— Start —

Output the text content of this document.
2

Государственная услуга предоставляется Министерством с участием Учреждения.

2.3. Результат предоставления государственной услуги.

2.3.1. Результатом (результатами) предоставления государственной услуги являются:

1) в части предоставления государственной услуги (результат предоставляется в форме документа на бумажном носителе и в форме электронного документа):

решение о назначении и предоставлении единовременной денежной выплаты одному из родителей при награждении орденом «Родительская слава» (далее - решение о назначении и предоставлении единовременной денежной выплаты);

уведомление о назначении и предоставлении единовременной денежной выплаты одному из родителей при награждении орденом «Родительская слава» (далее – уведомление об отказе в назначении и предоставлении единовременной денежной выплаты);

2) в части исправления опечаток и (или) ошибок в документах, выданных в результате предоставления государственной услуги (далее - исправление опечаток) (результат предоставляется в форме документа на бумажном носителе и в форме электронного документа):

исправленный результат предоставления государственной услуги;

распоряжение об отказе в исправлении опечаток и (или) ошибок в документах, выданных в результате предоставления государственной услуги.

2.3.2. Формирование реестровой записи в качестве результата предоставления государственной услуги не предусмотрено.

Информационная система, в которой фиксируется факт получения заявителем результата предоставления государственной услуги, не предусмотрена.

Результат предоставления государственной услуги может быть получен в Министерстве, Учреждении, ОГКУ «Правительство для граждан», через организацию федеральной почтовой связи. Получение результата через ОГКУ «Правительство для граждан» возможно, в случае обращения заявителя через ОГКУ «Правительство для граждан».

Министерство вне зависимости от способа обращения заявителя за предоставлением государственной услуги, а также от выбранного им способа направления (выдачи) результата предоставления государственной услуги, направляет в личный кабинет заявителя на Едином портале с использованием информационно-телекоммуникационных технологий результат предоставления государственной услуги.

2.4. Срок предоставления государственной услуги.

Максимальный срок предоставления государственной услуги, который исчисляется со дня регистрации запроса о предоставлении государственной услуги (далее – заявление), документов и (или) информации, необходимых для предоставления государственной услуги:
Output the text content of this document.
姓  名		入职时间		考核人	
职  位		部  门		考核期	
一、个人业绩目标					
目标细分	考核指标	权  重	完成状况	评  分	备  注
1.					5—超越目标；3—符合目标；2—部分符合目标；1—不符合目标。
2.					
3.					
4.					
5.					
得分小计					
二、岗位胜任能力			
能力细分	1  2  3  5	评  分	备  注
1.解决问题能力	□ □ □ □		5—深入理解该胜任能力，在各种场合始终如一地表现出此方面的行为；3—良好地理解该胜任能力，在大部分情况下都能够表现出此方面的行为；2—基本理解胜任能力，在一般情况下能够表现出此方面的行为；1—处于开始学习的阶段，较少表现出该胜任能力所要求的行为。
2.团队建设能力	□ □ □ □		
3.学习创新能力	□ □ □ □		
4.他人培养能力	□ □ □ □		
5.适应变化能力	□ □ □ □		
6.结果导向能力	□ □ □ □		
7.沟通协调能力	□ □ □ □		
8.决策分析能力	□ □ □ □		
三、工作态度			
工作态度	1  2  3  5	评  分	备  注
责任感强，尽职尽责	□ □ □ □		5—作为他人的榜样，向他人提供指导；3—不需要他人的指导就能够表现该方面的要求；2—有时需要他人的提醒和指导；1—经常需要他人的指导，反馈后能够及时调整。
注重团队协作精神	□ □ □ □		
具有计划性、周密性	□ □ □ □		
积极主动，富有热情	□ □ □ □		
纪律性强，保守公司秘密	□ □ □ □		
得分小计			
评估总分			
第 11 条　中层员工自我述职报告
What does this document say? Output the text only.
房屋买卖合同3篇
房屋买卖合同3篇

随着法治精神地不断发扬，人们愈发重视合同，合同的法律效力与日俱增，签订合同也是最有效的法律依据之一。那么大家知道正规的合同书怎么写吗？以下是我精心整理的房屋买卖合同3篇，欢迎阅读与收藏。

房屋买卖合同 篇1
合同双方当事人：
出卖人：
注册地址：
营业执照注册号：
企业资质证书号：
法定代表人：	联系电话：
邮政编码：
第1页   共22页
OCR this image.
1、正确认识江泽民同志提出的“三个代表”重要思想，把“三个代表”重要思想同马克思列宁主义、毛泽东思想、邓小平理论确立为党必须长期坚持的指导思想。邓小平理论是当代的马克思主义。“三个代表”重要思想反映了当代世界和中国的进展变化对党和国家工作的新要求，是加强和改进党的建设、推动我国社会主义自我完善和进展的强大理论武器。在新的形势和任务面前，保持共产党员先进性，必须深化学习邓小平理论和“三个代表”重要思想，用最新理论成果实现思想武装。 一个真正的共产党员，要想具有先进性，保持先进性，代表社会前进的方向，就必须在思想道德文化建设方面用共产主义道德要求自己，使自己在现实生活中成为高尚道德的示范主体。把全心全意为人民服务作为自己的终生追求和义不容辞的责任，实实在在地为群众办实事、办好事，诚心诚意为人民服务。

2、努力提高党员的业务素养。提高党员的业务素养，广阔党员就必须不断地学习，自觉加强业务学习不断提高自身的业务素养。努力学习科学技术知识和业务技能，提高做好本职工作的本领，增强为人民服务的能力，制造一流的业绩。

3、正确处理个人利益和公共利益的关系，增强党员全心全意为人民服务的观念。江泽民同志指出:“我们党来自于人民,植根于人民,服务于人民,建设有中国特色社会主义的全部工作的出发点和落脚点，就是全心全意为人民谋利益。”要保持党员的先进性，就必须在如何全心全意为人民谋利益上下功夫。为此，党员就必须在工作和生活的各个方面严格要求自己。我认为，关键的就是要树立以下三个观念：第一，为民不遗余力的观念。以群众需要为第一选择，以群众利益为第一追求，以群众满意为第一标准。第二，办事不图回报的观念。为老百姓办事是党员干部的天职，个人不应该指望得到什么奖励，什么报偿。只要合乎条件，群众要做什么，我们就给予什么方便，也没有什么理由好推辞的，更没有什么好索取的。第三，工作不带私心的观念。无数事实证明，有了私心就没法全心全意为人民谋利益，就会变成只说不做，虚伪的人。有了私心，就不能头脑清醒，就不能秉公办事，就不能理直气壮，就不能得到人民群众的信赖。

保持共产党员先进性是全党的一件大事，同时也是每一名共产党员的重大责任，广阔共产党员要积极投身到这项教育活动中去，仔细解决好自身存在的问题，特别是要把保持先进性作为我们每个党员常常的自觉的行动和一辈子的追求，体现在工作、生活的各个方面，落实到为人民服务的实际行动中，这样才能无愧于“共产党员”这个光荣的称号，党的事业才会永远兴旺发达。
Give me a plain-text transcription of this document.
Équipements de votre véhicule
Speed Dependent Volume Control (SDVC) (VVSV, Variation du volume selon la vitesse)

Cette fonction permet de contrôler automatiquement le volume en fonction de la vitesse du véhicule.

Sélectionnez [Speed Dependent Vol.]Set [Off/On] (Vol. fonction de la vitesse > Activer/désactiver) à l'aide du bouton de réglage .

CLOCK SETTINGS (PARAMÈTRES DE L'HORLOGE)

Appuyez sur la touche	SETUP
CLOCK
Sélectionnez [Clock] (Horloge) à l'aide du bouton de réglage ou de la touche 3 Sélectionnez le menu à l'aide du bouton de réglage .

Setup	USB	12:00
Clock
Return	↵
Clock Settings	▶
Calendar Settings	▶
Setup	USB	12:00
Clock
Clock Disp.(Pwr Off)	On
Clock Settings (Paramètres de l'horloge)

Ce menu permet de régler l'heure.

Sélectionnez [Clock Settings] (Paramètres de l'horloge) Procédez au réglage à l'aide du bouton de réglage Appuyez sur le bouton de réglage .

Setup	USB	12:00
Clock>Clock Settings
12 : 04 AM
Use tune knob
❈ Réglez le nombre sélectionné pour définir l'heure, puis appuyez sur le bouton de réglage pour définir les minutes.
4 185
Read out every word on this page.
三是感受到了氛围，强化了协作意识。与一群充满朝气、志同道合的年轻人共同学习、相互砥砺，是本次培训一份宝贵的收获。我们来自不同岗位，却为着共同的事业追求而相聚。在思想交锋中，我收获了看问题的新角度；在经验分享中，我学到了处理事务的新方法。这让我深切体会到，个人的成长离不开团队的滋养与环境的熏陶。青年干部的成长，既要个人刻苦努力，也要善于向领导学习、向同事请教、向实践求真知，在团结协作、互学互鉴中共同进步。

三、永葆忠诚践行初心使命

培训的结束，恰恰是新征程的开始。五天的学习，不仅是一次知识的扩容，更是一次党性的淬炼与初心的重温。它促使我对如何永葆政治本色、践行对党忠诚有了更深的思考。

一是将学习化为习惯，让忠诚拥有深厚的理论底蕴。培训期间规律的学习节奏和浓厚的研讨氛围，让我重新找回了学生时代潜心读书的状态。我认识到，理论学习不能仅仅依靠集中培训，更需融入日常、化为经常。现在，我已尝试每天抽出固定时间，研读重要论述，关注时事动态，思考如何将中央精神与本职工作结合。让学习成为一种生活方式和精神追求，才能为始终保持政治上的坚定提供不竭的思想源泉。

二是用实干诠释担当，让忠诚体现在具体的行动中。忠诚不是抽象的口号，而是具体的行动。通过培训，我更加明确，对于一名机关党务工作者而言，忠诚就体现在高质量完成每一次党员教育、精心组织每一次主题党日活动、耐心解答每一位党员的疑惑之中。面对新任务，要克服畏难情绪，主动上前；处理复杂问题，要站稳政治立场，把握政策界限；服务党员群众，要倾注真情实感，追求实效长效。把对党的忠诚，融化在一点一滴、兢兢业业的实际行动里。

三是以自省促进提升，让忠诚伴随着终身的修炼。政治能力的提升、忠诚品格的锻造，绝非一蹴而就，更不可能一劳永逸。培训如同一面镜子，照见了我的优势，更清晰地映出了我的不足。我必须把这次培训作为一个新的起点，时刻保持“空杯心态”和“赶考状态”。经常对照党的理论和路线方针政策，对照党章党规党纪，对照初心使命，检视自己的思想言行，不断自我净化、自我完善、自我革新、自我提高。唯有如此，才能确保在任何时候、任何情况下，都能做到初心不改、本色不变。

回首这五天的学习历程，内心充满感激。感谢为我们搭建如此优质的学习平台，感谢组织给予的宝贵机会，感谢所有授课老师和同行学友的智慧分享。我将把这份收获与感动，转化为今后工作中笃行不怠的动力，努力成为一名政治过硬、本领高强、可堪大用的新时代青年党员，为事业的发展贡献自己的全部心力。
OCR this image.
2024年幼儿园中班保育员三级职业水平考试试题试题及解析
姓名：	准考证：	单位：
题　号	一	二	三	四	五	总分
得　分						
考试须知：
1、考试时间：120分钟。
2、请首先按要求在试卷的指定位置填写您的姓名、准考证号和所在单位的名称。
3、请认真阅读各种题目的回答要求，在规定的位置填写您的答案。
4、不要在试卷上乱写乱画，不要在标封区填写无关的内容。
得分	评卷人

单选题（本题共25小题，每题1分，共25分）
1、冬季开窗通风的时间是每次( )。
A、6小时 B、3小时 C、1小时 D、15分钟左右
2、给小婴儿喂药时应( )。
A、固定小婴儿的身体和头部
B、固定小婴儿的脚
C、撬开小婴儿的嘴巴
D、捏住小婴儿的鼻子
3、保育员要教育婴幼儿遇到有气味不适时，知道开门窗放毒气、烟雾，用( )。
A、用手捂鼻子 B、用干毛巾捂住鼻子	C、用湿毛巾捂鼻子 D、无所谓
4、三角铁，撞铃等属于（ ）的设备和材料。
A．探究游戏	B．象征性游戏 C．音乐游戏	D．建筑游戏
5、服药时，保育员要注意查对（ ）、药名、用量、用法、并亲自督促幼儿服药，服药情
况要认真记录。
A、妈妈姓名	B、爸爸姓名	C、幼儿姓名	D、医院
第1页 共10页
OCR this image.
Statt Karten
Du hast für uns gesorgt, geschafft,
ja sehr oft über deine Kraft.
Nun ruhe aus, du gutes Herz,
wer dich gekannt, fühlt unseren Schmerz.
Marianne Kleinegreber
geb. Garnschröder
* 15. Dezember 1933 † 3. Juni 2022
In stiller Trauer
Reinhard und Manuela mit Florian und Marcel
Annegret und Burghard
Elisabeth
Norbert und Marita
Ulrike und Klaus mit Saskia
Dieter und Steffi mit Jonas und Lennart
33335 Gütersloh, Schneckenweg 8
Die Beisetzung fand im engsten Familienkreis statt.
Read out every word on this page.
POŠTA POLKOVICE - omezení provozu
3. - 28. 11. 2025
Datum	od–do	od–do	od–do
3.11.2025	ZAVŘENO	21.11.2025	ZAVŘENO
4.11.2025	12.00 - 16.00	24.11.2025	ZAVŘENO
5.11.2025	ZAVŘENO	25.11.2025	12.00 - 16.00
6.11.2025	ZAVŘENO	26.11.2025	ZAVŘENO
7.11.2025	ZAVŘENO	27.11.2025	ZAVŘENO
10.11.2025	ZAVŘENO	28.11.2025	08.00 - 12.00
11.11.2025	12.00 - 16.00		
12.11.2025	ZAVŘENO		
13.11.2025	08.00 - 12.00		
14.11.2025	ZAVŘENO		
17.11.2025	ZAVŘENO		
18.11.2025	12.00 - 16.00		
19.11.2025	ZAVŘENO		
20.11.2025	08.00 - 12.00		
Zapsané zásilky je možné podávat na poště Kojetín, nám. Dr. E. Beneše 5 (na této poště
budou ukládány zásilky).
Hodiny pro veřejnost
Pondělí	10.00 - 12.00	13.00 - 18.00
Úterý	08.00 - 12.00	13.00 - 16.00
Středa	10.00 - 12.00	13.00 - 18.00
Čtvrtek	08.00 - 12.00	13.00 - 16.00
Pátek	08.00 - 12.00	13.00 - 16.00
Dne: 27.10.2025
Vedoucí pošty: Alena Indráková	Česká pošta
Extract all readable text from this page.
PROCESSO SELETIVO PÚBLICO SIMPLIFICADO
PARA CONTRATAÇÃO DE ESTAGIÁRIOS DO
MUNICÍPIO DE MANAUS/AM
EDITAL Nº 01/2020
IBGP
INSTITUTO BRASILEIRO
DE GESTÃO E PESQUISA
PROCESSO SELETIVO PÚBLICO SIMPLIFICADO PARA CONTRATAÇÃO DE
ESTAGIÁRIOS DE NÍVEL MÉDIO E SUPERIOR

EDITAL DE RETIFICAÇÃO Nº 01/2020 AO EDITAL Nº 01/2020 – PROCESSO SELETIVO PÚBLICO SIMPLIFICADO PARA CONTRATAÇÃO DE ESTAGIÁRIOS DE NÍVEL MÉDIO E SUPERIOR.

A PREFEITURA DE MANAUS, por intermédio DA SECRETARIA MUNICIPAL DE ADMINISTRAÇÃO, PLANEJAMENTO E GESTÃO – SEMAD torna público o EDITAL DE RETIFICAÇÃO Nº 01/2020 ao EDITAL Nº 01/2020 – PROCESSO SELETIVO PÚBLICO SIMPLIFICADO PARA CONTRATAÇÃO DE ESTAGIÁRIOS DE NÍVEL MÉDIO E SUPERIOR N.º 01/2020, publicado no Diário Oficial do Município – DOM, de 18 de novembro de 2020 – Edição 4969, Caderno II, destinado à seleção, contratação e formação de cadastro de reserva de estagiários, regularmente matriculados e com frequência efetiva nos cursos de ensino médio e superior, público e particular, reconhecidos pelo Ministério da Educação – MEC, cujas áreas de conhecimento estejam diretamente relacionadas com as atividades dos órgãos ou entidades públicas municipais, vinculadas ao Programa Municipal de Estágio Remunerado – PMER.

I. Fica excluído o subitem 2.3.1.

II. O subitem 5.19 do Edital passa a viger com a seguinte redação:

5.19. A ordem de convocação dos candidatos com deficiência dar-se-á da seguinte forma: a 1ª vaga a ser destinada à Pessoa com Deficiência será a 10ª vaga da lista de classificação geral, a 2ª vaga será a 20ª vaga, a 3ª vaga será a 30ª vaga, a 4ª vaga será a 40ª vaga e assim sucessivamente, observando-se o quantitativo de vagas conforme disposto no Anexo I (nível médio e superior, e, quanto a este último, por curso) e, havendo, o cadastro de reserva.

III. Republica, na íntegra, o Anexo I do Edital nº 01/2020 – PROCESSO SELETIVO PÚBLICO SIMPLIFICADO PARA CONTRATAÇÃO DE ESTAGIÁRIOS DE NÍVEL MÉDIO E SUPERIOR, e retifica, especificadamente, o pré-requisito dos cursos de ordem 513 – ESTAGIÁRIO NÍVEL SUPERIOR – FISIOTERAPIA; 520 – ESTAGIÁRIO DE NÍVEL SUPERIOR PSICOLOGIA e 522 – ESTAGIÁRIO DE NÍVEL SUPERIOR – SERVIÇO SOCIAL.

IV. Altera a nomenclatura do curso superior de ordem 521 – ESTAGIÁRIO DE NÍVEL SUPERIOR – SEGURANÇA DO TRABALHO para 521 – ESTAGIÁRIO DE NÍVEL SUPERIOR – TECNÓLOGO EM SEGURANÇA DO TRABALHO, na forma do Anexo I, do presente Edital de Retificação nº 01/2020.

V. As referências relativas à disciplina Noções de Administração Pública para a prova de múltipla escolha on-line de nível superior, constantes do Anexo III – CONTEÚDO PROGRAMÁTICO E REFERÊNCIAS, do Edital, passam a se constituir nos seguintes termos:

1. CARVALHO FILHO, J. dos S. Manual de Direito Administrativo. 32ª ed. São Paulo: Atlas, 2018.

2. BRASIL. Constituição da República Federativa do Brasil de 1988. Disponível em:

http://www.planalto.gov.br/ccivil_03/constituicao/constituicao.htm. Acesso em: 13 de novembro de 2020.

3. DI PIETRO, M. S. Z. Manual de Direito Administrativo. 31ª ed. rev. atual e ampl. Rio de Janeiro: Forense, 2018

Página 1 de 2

— End —

Your instructions: Going through the lines above one by one, tally those with the word "permet" and give only the total.

Correct result: 2